#### [INSTRUCTIONS FOR THE TASK]
Write out, precisely and in full, each line of the material.

#### [Some records]
+++

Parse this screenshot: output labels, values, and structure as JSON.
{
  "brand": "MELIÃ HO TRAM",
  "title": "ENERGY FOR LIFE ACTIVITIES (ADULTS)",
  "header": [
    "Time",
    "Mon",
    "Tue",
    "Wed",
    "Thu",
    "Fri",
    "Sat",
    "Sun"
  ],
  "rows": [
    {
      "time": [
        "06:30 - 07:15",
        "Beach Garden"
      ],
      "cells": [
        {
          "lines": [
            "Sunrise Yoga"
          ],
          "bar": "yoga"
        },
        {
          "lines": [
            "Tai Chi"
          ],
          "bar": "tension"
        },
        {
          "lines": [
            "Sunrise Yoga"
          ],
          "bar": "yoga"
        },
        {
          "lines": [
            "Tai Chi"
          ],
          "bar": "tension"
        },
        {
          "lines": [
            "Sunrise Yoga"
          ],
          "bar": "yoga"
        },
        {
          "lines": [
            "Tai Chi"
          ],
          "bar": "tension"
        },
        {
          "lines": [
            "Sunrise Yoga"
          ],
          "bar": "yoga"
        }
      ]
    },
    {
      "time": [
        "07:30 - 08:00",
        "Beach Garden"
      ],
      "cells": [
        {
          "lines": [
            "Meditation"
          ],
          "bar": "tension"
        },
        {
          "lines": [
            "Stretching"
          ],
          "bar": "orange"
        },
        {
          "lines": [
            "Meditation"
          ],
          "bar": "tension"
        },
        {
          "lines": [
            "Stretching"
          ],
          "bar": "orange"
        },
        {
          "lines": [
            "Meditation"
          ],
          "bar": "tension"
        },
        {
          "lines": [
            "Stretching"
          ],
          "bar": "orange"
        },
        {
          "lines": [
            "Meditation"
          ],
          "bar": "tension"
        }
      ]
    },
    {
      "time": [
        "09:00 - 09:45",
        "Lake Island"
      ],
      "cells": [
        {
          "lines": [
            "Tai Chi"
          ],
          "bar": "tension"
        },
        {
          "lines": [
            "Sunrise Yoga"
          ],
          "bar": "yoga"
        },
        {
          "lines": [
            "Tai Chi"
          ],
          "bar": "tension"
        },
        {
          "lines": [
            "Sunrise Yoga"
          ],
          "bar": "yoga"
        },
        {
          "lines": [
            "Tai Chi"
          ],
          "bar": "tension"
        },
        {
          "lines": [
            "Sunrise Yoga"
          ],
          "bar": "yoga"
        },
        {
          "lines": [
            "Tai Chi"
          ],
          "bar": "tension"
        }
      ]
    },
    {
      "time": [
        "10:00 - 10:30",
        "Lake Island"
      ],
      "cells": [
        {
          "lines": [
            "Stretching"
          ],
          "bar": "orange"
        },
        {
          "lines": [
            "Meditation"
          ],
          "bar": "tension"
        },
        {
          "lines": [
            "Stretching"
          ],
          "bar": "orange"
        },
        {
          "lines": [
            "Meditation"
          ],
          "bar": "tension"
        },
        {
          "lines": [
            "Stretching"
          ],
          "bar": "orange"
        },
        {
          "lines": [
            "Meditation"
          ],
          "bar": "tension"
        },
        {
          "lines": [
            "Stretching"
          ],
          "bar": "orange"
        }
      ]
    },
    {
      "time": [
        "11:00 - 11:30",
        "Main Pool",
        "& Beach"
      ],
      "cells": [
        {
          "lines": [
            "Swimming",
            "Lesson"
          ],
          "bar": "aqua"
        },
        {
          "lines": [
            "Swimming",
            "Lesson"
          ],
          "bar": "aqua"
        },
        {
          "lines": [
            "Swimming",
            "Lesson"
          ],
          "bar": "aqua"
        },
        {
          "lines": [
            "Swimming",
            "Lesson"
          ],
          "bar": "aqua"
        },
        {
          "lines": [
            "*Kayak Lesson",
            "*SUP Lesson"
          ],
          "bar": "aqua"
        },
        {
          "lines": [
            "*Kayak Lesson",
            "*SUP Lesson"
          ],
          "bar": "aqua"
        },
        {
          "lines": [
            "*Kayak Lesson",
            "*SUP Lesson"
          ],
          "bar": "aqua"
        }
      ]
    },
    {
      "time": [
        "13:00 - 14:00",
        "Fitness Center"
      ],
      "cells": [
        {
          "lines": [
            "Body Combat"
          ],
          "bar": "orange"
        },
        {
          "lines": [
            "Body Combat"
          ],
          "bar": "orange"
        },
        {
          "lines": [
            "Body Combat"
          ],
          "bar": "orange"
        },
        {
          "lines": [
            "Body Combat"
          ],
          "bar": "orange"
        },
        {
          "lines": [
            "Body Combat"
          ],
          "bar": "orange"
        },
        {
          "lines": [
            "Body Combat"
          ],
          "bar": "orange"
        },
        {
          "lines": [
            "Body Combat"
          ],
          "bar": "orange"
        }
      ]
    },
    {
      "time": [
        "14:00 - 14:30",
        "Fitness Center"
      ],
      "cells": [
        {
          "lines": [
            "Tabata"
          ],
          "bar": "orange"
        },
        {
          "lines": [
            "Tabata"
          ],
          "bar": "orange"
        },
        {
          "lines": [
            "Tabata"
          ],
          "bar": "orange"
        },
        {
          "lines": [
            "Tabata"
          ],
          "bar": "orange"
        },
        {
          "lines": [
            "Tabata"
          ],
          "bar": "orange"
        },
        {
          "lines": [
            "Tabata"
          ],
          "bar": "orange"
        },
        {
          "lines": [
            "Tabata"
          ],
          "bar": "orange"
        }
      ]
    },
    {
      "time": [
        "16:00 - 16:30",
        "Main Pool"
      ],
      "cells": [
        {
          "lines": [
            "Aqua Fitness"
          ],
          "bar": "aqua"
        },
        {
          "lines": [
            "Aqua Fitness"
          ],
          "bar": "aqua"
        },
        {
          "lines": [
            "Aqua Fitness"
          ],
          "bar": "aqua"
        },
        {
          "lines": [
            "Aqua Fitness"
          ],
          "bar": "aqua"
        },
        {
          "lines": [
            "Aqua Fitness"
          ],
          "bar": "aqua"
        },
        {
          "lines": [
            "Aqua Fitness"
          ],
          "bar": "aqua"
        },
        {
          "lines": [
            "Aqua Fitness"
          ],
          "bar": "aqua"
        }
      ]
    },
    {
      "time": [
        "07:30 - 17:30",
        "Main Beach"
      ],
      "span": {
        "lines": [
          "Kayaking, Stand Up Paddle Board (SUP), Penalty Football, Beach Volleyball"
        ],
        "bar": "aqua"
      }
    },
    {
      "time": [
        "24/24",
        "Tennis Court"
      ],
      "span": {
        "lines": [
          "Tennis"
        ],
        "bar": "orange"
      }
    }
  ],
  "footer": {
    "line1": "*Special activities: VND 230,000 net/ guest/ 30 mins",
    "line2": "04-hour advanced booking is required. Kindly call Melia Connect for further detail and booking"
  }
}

+++

#### [SOLUTION TO THE PROBLEM]
Parse this screenshot: output labels, values, and structure as JSON.
{
  "brand": "MELIÃ HO TRAM",
  "title": "ENERGY FOR LIFE ACTIVITIES (ADULTS)",
  "header": [
    "Time",
    "Mon",
    "Tue",
    "Wed",
    "Thu",
    "Fri",
    "Sat",
    "Sun"
  ],
  "rows": [
    {
      "time": [
        "06:30 - 07:15",
        "Beach Garden"
      ],
      "cells": [
        {
          "lines": [
            "Sunrise Yoga"
          ],
          "bar": "yoga"
        },
        {
          "lines": [
            "Tai Chi"
          ],
          "bar": "tension"
        },
        {
          "lines": [
            "Sunrise Yoga"
          ],
          "bar": "yoga"
        },
        {
          "lines": [
            "Tai Chi"
          ],
          "bar": "tension"
        },
        {
          "lines": [
            "Sunrise Yoga"
          ],
          "bar": "yoga"
        },
        {
          "lines": [
            "Tai Chi"
          ],
          "bar": "tension"
        },
        {
          "lines": [
            "Sunrise Yoga"
          ],
          "bar": "yoga"
        }
      ]
    },
    {
      "time": [
        "07:30 - 08:00",
        "Beach Garden"
      ],
      "cells": [
        {
          "lines": [
            "Meditation"
          ],
          "bar": "tension"
        },
        {
          "lines": [
            "Stretching"
          ],
          "bar": "orange"
        },
        {
          "lines": [
            "Meditation"
          ],
          "bar": "tension"
        },
        {
          "lines": [
            "Stretching"
          ],
          "bar": "orange"
        },
        {
          "lines": [
            "Meditation"
          ],
          "bar": "tension"
        },
        {
          "lines": [
            "Stretching"
          ],
          "bar": "orange"
        },
        {
          "lines": [
            "Meditation"
          ],
          "bar": "tension"
        }
      ]
    },
    {
      "time": [
        "09:00 - 09:45",
        "Lake Island"
      ],
      "cells": [
        {
          "lines": [
            "Tai Chi"
          ],
          "bar": "tension"
        },
        {
          "lines": [
            "Sunrise Yoga"
          ],
          "bar": "yoga"
        },
        {
          "lines": [
            "Tai Chi"
          ],
          "bar": "tension"
        },
        {
          "lines": [
            "Sunrise Yoga"
          ],
          "bar": "yoga"
        },
        {
          "lines": [
            "Tai Chi"
          ],
          "bar": "tension"
        },
        {
          "lines": [
            "Sunrise Yoga"
          ],
          "bar": "yoga"
        },
        {
          "lines": [
            "Tai Chi"
          ],
          "bar": "tension"
        }
      ]
    },
    {
      "time": [
        "10:00 - 10:30",
        "Lake Island"
      ],
      "cells": [
        {
          "lines": [
            "Stretching"
          ],
          "bar": "orange"
        },
        {
          "lines": [
            "Meditation"
          ],
          "bar": "tension"
        },
        {
          "lines": [
            "Stretching"
          ],
          "bar": "orange"
        },
        {
          "lines": [
            "Meditation"
          ],
          "bar": "tension"
        },
        {
          "lines": [
            "Stretching"
          ],
          "bar": "orange"
        },
        {
          "lines": [
            "Meditation"
          ],
          "bar": "tension"
        },
        {
          "lines": [
            "Stretching"
          ],
          "bar": "orange"
        }
      ]
    },
    {
      "time": [
        "11:00 - 11:30",
        "Main Pool",
        "& Beach"
      ],
      "cells": [
        {
          "lines": [
            "Swimming",
            "Lesson"
          ],
          "bar": "aqua"
        },
        {
          "lines": [
            "Swimming",
            "Lesson"
          ],
          "bar": "aqua"
        },
        {
          "lines": [
            "Swimming",
            "Lesson"
          ],
          "bar": "aqua"
        },
        {
          "lines": [
            "Swimming",
            "Lesson"
          ],
          "bar": "aqua"
        },
        {
          "lines": [
            "*Kayak Lesson",
            "*SUP Lesson"
          ],
          "bar": "aqua"
        },
        {
          "lines": [
            "*Kayak Lesson",
            "*SUP Lesson"
          ],
          "bar": "aqua"
        },
        {
          "lines": [
            "*Kayak Lesson",
            "*SUP Lesson"
          ],
          "bar": "aqua"
        }
      ]
    },
    {
      "time": [
        "13:00 - 14:00",
        "Fitness Center"
      ],
      "cells": [
        {
          "lines": [
            "Body Combat"
          ],
          "bar": "orange"
        },
        {
          "lines": [
            "Body Combat"
          ],
          "bar": "orange"
        },
        {
          "lines": [
            "Body Combat"
          ],
          "bar": "orange"
        },
        {
          "lines": [
            "Body Combat"
          ],
          "bar": "orange"
        },
        {
          "lines": [
            "Body Combat"
          ],
          "bar": "orange"
        },
        {
          "lines": [
            "Body Combat"
          ],
          "bar": "orange"
        },
        {
          "lines": [
            "Body Combat"
          ],
          "bar": "orange"
        }
      ]
    },
    {
      "time": [
        "14:00 - 14:30",
        "Fitness Center"
      ],
      "cells": [
        {
          "lines": [
            "Tabata"
          ],
          "bar": "orange"
        },
        {
          "lines": [
            "Tabata"
          ],
          "bar": "orange"
        },
        {
          "lines": [
            "Tabata"
          ],
          "bar": "orange"
        },
        {
          "lines": [
            "Tabata"
          ],
          "bar": "orange"
        },
        {
          "lines": [
            "Tabata"
          ],
          "bar": "orange"
        },
        {
          "lines": [
            "Tabata"
          ],
          "bar": "orange"
        },
        {
          "lines": [
            "Tabata"
          ],
          "bar": "orange"
        }
      ]
    },
    {
      "time": [
        "16:00 - 16:30",
        "Main Pool"
      ],
      "cells": [
        {
          "lines": [
            "Aqua Fitness"
          ],
          "bar": "aqua"
        },
        {
          "lines": [
            "Aqua Fitness"
          ],
          "bar": "aqua"
        },
        {
          "lines": [
            "Aqua Fitness"
          ],
          "bar": "aqua"
        },
        {
          "lines": [
            "Aqua Fitness"
          ],
          "bar": "aqua"
        },
        {
          "lines": [
            "Aqua Fitness"
          ],
          "bar": "aqua"
        },
        {
          "lines": [
            "Aqua Fitness"
          ],
          "bar": "aqua"
        },
        {
          "lines": [
            "Aqua Fitness"
          ],
          "bar": "aqua"
        }
      ]
    },
    {
      "time": [
        "07:30 - 17:30",
        "Main Beach"
      ],
      "span": {
        "lines": [
          "Kayaking, Stand Up Paddle Board (SUP), Penalty Football, Beach Volleyball"
        ],
        "bar": "aqua"
      }
    },
    {
      "time": [
        "24/24",
        "Tennis Court"
      ],
      "span": {
        "lines": [
          "Tennis"
        ],
        "bar": "orange"
      }
    }
  ],
  "footer": {
    "line1": "*Special activities: VND 230,000 net/ guest/ 30 mins",
    "line2": "04-hour advanced booking is required. Kindly call Melia Connect for further detail and booking"
  }
}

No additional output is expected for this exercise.